- **Task**: State how many of the lines below contain the word "blue". Give only the number.

- **Record set**:
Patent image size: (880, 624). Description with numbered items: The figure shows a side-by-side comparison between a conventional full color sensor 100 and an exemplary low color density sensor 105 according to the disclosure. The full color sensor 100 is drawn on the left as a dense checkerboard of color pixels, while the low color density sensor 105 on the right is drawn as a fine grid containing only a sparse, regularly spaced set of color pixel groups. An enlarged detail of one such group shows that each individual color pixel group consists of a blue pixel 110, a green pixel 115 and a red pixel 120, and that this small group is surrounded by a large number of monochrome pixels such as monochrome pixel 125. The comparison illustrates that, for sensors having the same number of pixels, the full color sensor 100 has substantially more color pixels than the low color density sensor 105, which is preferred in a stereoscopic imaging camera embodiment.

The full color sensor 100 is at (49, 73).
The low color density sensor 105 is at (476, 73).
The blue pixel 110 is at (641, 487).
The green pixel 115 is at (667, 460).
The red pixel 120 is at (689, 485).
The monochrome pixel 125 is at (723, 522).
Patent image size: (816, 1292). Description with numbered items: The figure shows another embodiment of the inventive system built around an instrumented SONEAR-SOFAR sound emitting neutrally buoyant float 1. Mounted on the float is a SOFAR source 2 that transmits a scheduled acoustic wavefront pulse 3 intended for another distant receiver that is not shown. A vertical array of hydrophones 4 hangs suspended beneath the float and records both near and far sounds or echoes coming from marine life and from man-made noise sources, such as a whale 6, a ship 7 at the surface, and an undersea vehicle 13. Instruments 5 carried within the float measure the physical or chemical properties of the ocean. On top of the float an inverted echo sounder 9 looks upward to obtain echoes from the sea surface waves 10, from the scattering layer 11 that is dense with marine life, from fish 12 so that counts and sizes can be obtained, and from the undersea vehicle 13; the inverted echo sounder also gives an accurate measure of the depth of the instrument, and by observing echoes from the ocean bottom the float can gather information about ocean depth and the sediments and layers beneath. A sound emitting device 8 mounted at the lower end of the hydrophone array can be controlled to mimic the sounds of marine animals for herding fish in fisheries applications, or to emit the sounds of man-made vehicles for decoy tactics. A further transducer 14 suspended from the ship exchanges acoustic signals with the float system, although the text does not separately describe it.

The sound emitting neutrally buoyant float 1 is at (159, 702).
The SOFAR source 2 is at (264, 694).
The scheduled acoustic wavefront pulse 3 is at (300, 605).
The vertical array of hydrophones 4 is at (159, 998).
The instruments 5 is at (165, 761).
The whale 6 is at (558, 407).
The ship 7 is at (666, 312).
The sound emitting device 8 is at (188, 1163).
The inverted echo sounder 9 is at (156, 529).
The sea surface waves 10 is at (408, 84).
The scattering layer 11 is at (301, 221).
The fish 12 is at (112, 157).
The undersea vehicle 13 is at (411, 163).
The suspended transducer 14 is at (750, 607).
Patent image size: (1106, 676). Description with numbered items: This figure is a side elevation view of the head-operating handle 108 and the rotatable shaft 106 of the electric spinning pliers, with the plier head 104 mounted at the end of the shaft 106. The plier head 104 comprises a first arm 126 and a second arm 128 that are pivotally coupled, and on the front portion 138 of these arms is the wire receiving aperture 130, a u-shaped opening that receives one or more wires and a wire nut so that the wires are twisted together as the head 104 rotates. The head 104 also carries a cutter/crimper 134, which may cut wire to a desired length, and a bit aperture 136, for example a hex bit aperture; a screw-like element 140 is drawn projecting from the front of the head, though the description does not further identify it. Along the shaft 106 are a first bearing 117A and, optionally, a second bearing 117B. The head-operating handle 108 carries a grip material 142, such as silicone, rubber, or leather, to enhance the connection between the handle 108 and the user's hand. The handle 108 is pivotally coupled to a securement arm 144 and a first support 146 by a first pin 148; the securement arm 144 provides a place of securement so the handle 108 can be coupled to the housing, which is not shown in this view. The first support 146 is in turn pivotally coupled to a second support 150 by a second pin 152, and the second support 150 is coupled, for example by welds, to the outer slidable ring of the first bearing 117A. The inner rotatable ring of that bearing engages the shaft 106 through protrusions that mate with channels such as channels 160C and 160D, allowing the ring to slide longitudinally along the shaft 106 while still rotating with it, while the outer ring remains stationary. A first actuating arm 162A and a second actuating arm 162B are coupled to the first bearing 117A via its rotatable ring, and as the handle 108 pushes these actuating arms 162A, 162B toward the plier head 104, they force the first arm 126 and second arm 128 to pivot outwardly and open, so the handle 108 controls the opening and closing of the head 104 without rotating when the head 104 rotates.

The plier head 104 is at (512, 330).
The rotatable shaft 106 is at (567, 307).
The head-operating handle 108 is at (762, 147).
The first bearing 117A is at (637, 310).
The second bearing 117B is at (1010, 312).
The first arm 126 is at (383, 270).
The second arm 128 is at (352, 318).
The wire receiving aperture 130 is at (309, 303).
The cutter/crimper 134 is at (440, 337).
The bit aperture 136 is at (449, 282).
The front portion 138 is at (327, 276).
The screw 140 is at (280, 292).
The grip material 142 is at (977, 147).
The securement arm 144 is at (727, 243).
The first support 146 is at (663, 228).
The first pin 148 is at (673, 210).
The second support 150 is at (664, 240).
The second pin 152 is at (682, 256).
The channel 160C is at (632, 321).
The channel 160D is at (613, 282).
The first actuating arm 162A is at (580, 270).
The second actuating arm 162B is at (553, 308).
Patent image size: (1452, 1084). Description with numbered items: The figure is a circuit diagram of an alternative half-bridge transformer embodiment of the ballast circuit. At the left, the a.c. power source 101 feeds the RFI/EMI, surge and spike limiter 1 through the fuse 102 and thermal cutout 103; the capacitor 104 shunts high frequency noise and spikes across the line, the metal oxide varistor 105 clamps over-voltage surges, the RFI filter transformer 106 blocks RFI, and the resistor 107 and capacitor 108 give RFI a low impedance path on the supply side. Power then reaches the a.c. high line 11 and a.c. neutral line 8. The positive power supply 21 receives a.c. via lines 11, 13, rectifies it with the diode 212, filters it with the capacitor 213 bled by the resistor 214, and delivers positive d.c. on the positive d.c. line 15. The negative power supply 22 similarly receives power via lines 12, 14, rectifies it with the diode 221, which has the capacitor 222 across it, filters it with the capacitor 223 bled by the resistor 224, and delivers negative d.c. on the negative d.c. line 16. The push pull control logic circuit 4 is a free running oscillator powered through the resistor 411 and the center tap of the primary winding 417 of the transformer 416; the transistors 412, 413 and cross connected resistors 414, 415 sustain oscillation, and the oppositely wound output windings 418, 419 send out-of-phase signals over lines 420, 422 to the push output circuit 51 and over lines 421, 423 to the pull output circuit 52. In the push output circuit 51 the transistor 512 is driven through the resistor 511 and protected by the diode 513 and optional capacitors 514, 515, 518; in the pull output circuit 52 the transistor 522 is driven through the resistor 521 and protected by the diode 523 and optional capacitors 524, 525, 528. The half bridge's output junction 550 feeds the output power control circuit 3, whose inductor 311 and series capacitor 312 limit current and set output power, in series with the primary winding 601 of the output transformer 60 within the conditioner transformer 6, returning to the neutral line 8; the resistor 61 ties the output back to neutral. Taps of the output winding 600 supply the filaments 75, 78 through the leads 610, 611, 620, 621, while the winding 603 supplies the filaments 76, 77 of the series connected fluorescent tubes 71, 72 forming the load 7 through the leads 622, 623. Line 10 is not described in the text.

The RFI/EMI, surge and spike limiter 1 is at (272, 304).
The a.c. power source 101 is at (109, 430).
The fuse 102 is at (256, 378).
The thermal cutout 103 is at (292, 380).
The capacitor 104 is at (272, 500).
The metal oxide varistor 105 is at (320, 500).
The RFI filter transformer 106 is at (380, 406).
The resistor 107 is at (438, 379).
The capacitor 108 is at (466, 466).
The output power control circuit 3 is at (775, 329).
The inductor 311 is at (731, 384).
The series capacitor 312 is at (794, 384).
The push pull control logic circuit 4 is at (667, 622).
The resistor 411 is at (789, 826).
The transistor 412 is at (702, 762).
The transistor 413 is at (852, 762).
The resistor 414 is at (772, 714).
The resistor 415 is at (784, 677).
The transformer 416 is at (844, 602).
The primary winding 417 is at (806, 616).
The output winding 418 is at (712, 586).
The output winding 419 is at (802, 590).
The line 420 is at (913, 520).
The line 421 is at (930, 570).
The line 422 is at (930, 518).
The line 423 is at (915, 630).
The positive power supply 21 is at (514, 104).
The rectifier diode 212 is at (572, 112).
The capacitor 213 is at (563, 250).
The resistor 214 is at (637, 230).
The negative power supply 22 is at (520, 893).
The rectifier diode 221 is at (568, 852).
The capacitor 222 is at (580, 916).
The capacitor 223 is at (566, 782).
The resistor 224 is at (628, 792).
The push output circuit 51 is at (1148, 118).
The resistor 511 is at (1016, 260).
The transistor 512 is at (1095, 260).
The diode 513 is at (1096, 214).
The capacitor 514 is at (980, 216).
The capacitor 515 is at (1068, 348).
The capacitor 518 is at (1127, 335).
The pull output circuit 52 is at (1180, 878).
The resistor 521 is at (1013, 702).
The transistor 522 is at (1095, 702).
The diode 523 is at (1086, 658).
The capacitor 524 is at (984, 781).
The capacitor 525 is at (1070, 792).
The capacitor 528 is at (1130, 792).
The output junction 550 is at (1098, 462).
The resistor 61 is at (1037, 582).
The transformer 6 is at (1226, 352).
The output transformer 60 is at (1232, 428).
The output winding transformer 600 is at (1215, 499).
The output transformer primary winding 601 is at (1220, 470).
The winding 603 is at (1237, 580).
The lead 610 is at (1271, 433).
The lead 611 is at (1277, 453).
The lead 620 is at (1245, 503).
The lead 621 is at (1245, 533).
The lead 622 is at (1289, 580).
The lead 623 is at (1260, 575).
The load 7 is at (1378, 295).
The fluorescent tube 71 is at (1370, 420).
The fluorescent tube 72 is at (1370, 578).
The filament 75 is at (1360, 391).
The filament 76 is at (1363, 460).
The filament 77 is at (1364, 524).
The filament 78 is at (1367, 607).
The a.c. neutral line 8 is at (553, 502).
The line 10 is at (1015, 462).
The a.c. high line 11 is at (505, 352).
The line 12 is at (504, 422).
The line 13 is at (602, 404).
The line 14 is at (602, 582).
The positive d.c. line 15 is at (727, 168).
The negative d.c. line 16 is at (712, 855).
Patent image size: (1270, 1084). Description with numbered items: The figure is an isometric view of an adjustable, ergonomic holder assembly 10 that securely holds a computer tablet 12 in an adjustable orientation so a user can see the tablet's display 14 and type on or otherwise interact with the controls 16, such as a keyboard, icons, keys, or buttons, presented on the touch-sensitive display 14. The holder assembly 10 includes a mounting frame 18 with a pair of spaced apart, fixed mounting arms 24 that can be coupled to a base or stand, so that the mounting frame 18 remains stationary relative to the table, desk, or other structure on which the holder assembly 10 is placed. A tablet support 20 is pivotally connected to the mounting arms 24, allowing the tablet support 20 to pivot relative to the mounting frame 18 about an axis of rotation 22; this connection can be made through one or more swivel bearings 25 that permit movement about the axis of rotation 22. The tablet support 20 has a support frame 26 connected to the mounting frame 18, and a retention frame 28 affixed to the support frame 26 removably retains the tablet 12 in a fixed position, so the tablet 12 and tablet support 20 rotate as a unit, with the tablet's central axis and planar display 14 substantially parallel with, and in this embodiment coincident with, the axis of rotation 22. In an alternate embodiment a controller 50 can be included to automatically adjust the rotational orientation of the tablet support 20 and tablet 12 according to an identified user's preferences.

- **Exercise answer**: 2